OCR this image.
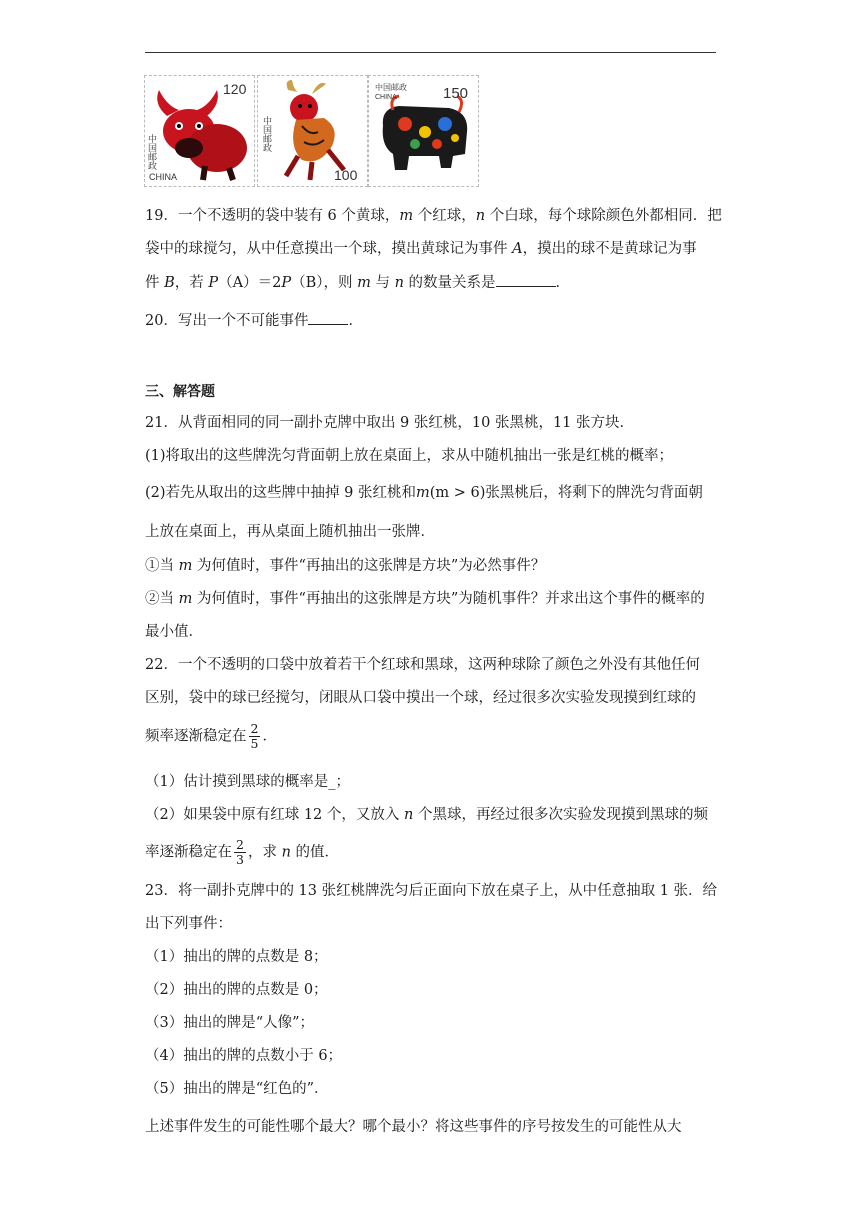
120
中国邮政
CHINA
中国邮政
100
中国邮政
CHINA	150
19．一个不透明的袋中装有 6 个黄球，m 个红球，n 个白球，每个球除颜色外都相同．把
袋中的球搅匀，从中任意摸出一个球，摸出黄球记为事件 A，摸出的球不是黄球记为事
件 B，若 P（A）＝2P（B），则 m 与 n 的数量关系是	．
20．写出一个不可能事件	．
三、解答题
21．从背面相同的同一副扑克牌中取出 9 张红桃，10 张黑桃，11 张方块．
(1)将取出的这些牌洗匀背面朝上放在桌面上，求从中随机抽出一张是红桃的概率；
(2)若先从取出的这些牌中抽掉 9 张红桃和m(m > 6)张黑桃后，将剩下的牌洗匀背面朝
上放在桌面上，再从桌面上随机抽出一张牌．
①当 m 为何值时，事件“再抽出的这张牌是方块”为必然事件？
②当 m 为何值时，事件“再抽出的这张牌是方块”为随机事件？并求出这个事件的概率的
最小值．
22．一个不透明的口袋中放着若干个红球和黑球，这两种球除了颜色之外没有其他任何
区别，袋中的球已经搅匀，闭眼从口袋中摸出一个球，经过很多次实验发现摸到红球的
频率逐渐稳定在 $\frac{2}{5}$ ．
（1）估计摸到黑球的概率是_；
（2）如果袋中原有红球 12 个，又放入 n 个黑球，再经过很多次实验发现摸到黑球的频
率逐渐稳定在 $\frac{2}{3}$ ，求 n 的值．
23．将一副扑克牌中的 13 张红桃牌洗匀后正面向下放在桌子上，从中任意抽取 1 张．给
出下列事件：
（1）抽出的牌的点数是 8；
（2）抽出的牌的点数是 0；
（3）抽出的牌是“人像”；
（4）抽出的牌的点数小于 6；
（5）抽出的牌是“红色的”．
上述事件发生的可能性哪个最大？哪个最小？将这些事件的序号按发生的可能性从大
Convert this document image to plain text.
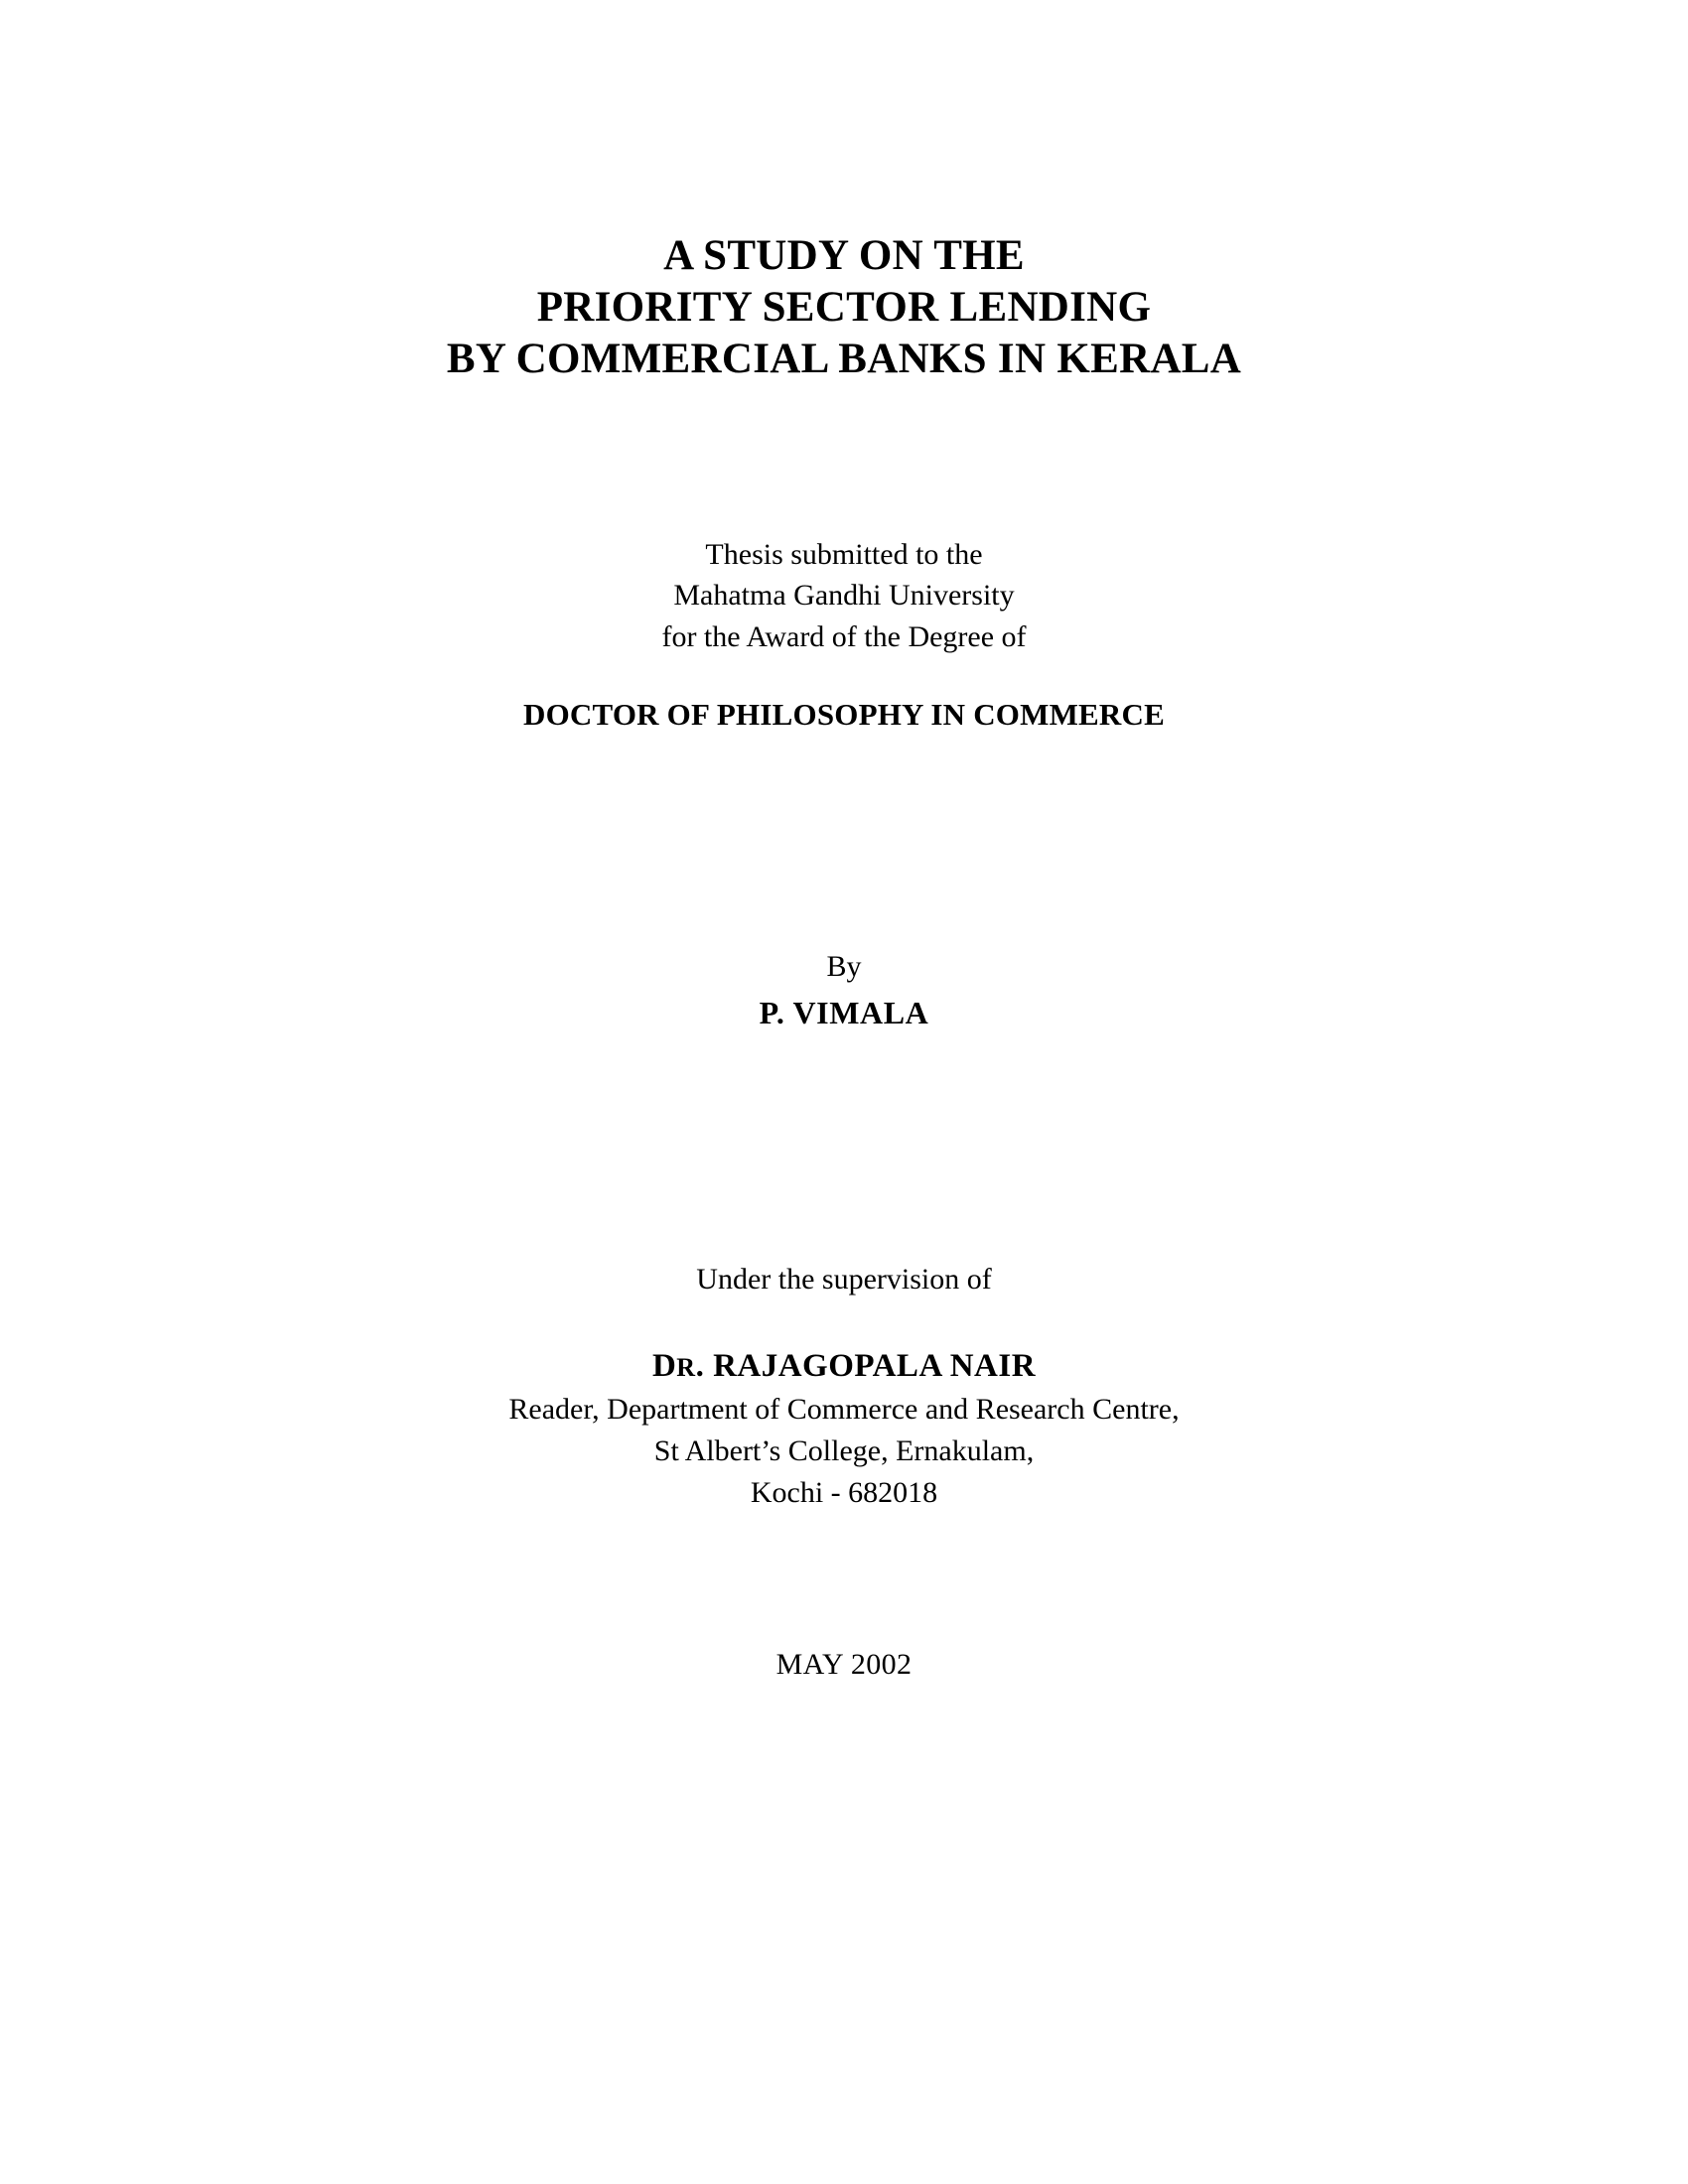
A STUDY ON THE
PRIORITY SECTOR LENDING
BY COMMERCIAL BANKS IN KERALA
Thesis submitted to the
Mahatma Gandhi University
for the Award of the Degree of
DOCTOR OF PHILOSOPHY IN COMMERCE
By
P. VIMALA
Under the supervision of
DR. RAJAGOPALA NAIR
Reader, Department of Commerce and Research Centre,
St Albert’s College, Ernakulam,
Kochi - 682018
MAY 2002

* [The request]: Repeat the records above exactly, leaving out the pictures.

* [Output for this exercise]:
OCR this image.
120
中国邮政
CHINA
中国邮政
100
中国邮政
CHINA	150
19．一个不透明的袋中装有 6 个黄球，m 个红球，n 个白球，每个球除颜色外都相同．把
袋中的球搅匀，从中任意摸出一个球，摸出黄球记为事件 A，摸出的球不是黄球记为事
件 B，若 P（A）＝2P（B），则 m 与 n 的数量关系是	．
20．写出一个不可能事件	．
三、解答题
21．从背面相同的同一副扑克牌中取出 9 张红桃，10 张黑桃，11 张方块．
(1)将取出的这些牌洗匀背面朝上放在桌面上，求从中随机抽出一张是红桃的概率；
(2)若先从取出的这些牌中抽掉 9 张红桃和m(m > 6)张黑桃后，将剩下的牌洗匀背面朝
上放在桌面上，再从桌面上随机抽出一张牌．
①当 m 为何值时，事件“再抽出的这张牌是方块”为必然事件？
②当 m 为何值时，事件“再抽出的这张牌是方块”为随机事件？并求出这个事件的概率的
最小值．
22．一个不透明的口袋中放着若干个红球和黑球，这两种球除了颜色之外没有其他任何
区别，袋中的球已经搅匀，闭眼从口袋中摸出一个球，经过很多次实验发现摸到红球的
频率逐渐稳定在 $\frac{2}{5}$ ．
（1）估计摸到黑球的概率是_；
（2）如果袋中原有红球 12 个，又放入 n 个黑球，再经过很多次实验发现摸到黑球的频
率逐渐稳定在 $\frac{2}{3}$ ，求 n 的值．
23．将一副扑克牌中的 13 张红桃牌洗匀后正面向下放在桌子上，从中任意抽取 1 张．给
出下列事件：
（1）抽出的牌的点数是 8；
（2）抽出的牌的点数是 0；
（3）抽出的牌是“人像”；
（4）抽出的牌的点数小于 6；
（5）抽出的牌是“红色的”．
上述事件发生的可能性哪个最大？哪个最小？将这些事件的序号按发生的可能性从大
Convert this document image to plain text.
A STUDY ON THE
PRIORITY SECTOR LENDING
BY COMMERCIAL BANKS IN KERALA
Thesis submitted to the
Mahatma Gandhi University
for the Award of the Degree of
DOCTOR OF PHILOSOPHY IN COMMERCE
By
P. VIMALA
Under the supervision of
DR. RAJAGOPALA NAIR
Reader, Department of Commerce and Research Centre,
St Albert’s College, Ernakulam,
Kochi - 682018
MAY 2002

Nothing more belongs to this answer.